EXERCISE INPUTS:
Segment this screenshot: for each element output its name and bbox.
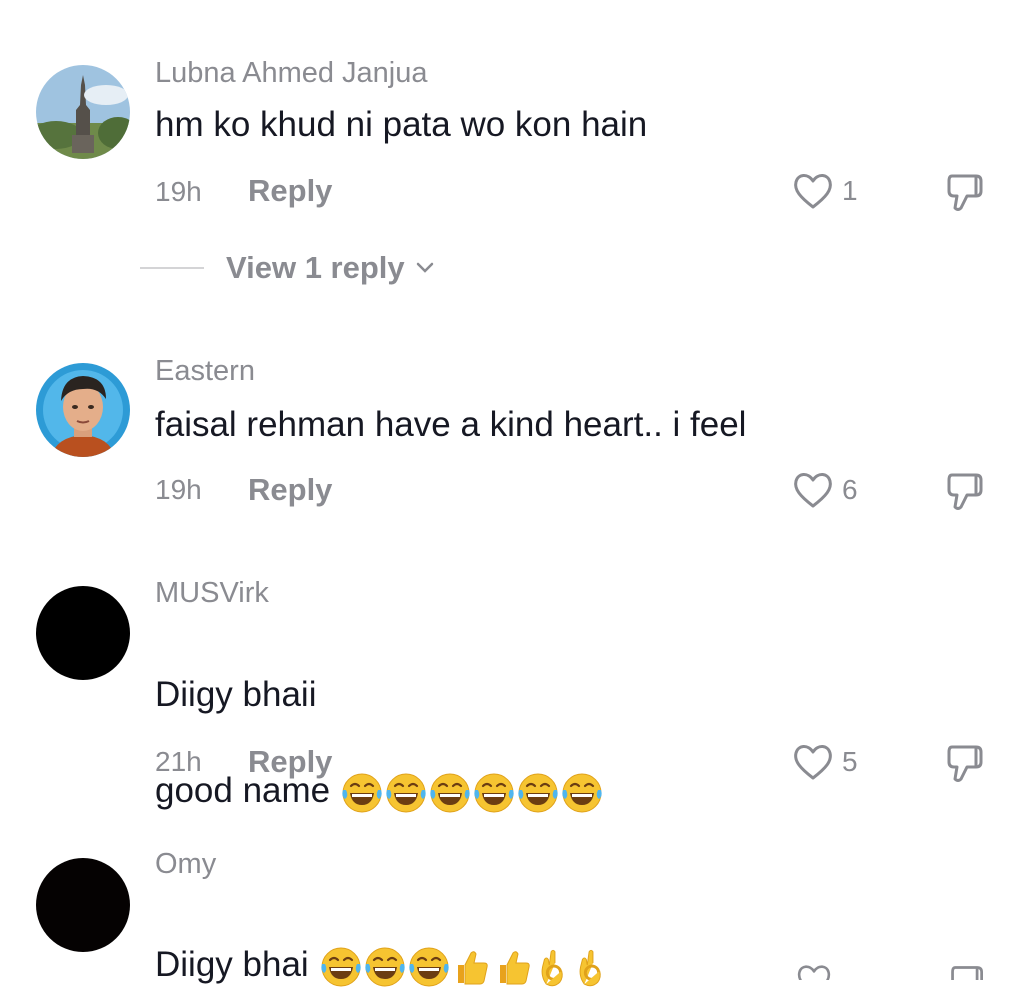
avatar[interactable] xyxy=(36,858,130,952)
face-with-tears-of-joy-icon xyxy=(561,772,603,813)
like-icon-partial xyxy=(796,962,832,980)
comment-text-line: Diigy bhaii xyxy=(155,675,317,714)
face-with-tears-of-joy-icon xyxy=(319,946,362,987)
comment-text: hm ko khud ni pata wo kon hain xyxy=(155,105,648,144)
face-with-tears-of-joy-icon xyxy=(407,946,450,987)
thumbs-down-outline-icon xyxy=(947,473,983,510)
comment-username[interactable]: Eastern xyxy=(155,355,255,388)
comment-text: Diigy bhaii good name xyxy=(155,623,603,863)
like-count: 5 xyxy=(842,746,858,777)
avatar[interactable] xyxy=(36,65,130,159)
heart-outline-icon xyxy=(794,472,832,508)
thumbs-down-outline-icon xyxy=(947,174,983,211)
reply-button[interactable]: Reply xyxy=(248,173,332,209)
emoji-row xyxy=(317,945,609,989)
view-replies-label: View 1 reply xyxy=(226,250,405,285)
comment-text: faisal rehman have a kind heart.. i feel xyxy=(155,405,747,444)
comment-username[interactable]: MUSVirk xyxy=(155,577,269,610)
comment-username[interactable]: Lubna Ahmed Janjua xyxy=(155,57,428,90)
comment-timestamp: 19h xyxy=(155,474,202,505)
like-button[interactable]: 6 xyxy=(792,469,858,511)
thumbs-down-outline-icon xyxy=(947,745,983,782)
comment-timestamp: 21h xyxy=(155,746,202,777)
reply-button[interactable]: Reply xyxy=(248,472,332,508)
dislike-icon-partial xyxy=(948,962,988,980)
reply-button[interactable]: Reply xyxy=(248,744,332,780)
thumbs-up-icon xyxy=(499,950,530,985)
heart-outline-icon xyxy=(794,173,832,209)
divider xyxy=(140,267,204,269)
avatar[interactable] xyxy=(36,363,130,457)
dislike-button[interactable] xyxy=(944,741,988,790)
avatar[interactable] xyxy=(36,586,130,680)
dislike-button[interactable] xyxy=(944,469,988,518)
face-with-tears-of-joy-icon xyxy=(385,772,427,813)
face-with-tears-of-joy-icon xyxy=(473,772,515,813)
comment-timestamp: 19h xyxy=(155,176,202,207)
emoji-row xyxy=(338,771,603,815)
comment-username[interactable]: Omy xyxy=(155,848,216,881)
like-button[interactable]: 1 xyxy=(792,170,858,212)
like-count: 1 xyxy=(842,175,858,206)
face-with-tears-of-joy-icon xyxy=(341,772,383,813)
comment-text: Diigy bhai xyxy=(155,893,609,989)
heart-outline-icon xyxy=(794,744,832,780)
comment-text-line: good name xyxy=(155,767,603,815)
like-button[interactable]: 5 xyxy=(792,741,858,783)
view-replies-button[interactable]: View 1 reply xyxy=(140,250,435,286)
dislike-button[interactable] xyxy=(944,170,988,219)
thumbs-up-icon xyxy=(457,950,488,985)
ok-hand-icon xyxy=(578,948,602,987)
comment-text-fragment: Diigy bhai xyxy=(155,945,309,984)
like-count: 6 xyxy=(842,474,858,505)
face-with-tears-of-joy-icon xyxy=(517,772,559,813)
chevron-down-icon xyxy=(416,262,433,273)
face-with-tears-of-joy-icon xyxy=(429,772,471,813)
ok-hand-icon xyxy=(540,948,564,987)
face-with-tears-of-joy-icon xyxy=(363,946,406,987)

EXERCISE TASK: Copy out every row above that contains the string "heart".

WRITTEN RESPONSE:
heart-outline-icon xyxy=(794,472,832,508)
comment-text: faisal rehman have a kind heart.. i feel xyxy=(155,405,747,444)
heart-outline-icon xyxy=(794,173,832,209)
heart-outline-icon xyxy=(794,744,832,780)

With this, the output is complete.